● TASK REQUIREMENTS: Count the lines in the data that contain the string "axis" and reply with only that number.

● Spatial annotation records:

|---|

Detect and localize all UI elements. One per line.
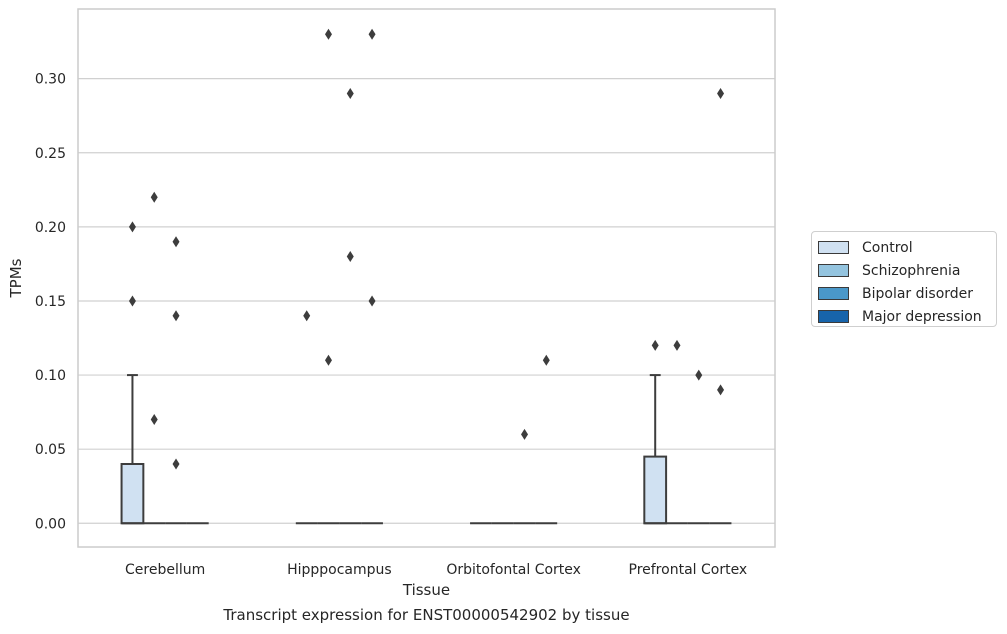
legend-swatch-control	[818, 241, 849, 254]
x-tick-label: Prefrontal Cortex	[629, 562, 748, 578]
outlier-point	[128, 295, 136, 307]
outlier-point	[128, 221, 136, 233]
legend-label-control: Control	[862, 239, 913, 256]
outlier-point	[673, 339, 681, 351]
outlier-point	[695, 369, 703, 381]
outlier-point	[303, 310, 311, 322]
box	[643, 455, 668, 525]
y-tick-label: 0.15	[35, 294, 66, 310]
y-tick-label: 0.05	[35, 442, 66, 458]
y-tick-label: 0.10	[35, 368, 66, 384]
y-axis-label: TPMs	[7, 258, 25, 298]
outlier-point	[542, 354, 550, 366]
x-tick-label: Cerebellum	[125, 562, 205, 578]
legend-swatch-bipolar-disorder	[818, 287, 849, 300]
outlier-point	[346, 87, 354, 99]
outlier-point	[324, 28, 332, 40]
legend-item-bipolar-disorder: Bipolar disorder	[818, 282, 996, 305]
y-tick-label: 0.25	[35, 146, 66, 162]
legend-label-major-depression: Major depression	[862, 308, 982, 325]
figure-caption: Transcript expression for ENST0000054290…	[223, 606, 630, 624]
box	[120, 463, 145, 525]
outlier-point	[172, 236, 180, 248]
outlier-point	[150, 191, 158, 203]
outlier-point	[346, 251, 354, 263]
y-tick-label: 0.00	[35, 516, 66, 532]
outlier-point	[368, 28, 376, 40]
legend-item-control: Control	[818, 236, 996, 259]
outlier-point	[368, 295, 376, 307]
outlier-point	[324, 354, 332, 366]
legend-item-major-depression: Major depression	[818, 305, 996, 328]
x-tick-label: Orbitofontal Cortex	[446, 562, 581, 578]
y-tick-label: 0.30	[35, 72, 66, 88]
outlier-point	[717, 384, 725, 396]
legend-item-schizophrenia: Schizophrenia	[818, 259, 996, 282]
plot-area	[78, 9, 775, 547]
outlier-point	[150, 414, 158, 426]
legend-swatch-major-depression	[818, 310, 849, 323]
legend-label-schizophrenia: Schizophrenia	[862, 262, 961, 279]
outlier-point	[172, 310, 180, 322]
outlier-point	[172, 458, 180, 470]
y-tick-label: 0.20	[35, 220, 66, 236]
outlier-point	[521, 428, 529, 440]
chart-legend: Control Schizophrenia Bipolar disorder M…	[811, 231, 997, 327]
legend-swatch-schizophrenia	[818, 264, 849, 277]
plot-frame	[77, 8, 776, 548]
x-axis-label: Tissue	[402, 581, 450, 599]
legend-label-bipolar-disorder: Bipolar disorder	[862, 285, 974, 302]
outlier-point	[651, 339, 659, 351]
x-tick-label: Hipppocampus	[287, 562, 392, 578]
outlier-point	[717, 87, 725, 99]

|---|

● SOLUTION FOR THIS EXERCISE: 2